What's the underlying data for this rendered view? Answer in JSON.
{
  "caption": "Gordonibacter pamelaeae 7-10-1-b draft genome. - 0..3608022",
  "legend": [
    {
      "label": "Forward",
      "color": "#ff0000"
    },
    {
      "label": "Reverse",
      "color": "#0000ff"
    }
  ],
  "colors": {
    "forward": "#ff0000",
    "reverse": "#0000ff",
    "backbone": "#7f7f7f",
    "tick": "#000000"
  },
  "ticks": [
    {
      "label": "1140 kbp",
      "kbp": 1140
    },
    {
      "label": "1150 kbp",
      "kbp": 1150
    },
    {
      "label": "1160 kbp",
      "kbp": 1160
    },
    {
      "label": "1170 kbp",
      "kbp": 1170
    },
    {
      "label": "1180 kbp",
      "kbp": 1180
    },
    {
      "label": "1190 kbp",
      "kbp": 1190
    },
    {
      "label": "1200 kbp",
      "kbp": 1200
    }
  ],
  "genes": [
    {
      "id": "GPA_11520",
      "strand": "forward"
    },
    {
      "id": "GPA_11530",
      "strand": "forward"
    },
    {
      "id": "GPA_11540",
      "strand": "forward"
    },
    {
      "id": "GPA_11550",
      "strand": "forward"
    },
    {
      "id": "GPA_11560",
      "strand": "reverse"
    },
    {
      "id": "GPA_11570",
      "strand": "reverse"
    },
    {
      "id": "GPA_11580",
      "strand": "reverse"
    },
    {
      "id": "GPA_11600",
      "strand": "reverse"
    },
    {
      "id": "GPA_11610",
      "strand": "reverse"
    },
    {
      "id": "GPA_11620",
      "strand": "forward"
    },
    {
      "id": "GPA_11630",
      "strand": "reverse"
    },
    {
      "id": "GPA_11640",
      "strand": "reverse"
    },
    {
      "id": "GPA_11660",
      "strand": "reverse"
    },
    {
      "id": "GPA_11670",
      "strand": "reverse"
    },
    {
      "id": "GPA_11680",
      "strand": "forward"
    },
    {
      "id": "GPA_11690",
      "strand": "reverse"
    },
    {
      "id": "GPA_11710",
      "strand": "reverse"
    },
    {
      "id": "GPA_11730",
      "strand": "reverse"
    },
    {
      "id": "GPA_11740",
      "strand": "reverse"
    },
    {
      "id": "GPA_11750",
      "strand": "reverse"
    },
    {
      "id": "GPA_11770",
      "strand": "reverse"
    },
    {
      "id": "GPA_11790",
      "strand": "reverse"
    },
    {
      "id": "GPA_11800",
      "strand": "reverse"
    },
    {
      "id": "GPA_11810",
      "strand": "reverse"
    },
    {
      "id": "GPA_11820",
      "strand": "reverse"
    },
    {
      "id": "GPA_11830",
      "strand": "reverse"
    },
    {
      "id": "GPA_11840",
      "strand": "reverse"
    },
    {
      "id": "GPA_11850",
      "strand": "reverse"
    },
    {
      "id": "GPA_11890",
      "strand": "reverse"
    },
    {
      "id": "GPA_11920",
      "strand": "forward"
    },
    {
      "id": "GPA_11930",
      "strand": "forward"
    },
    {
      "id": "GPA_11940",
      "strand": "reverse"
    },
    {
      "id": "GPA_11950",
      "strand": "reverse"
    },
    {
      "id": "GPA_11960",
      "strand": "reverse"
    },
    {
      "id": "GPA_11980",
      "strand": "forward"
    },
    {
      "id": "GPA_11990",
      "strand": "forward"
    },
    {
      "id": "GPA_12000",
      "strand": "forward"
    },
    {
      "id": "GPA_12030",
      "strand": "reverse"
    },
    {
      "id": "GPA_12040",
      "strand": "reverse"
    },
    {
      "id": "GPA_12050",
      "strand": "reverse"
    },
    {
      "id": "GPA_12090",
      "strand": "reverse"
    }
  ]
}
◇ ◇ ◇
**Task description**
Your answer should consist of the lines from the listing that hold the word "label".

**Final answer**
      "label": "Forward",
      "label": "Reverse",
      "label": "1140 kbp",
      "label": "1150 kbp",
      "label": "1160 kbp",
      "label": "1170 kbp",
      "label": "1180 kbp",
      "label": "1190 kbp",
      "label": "1200 kbp",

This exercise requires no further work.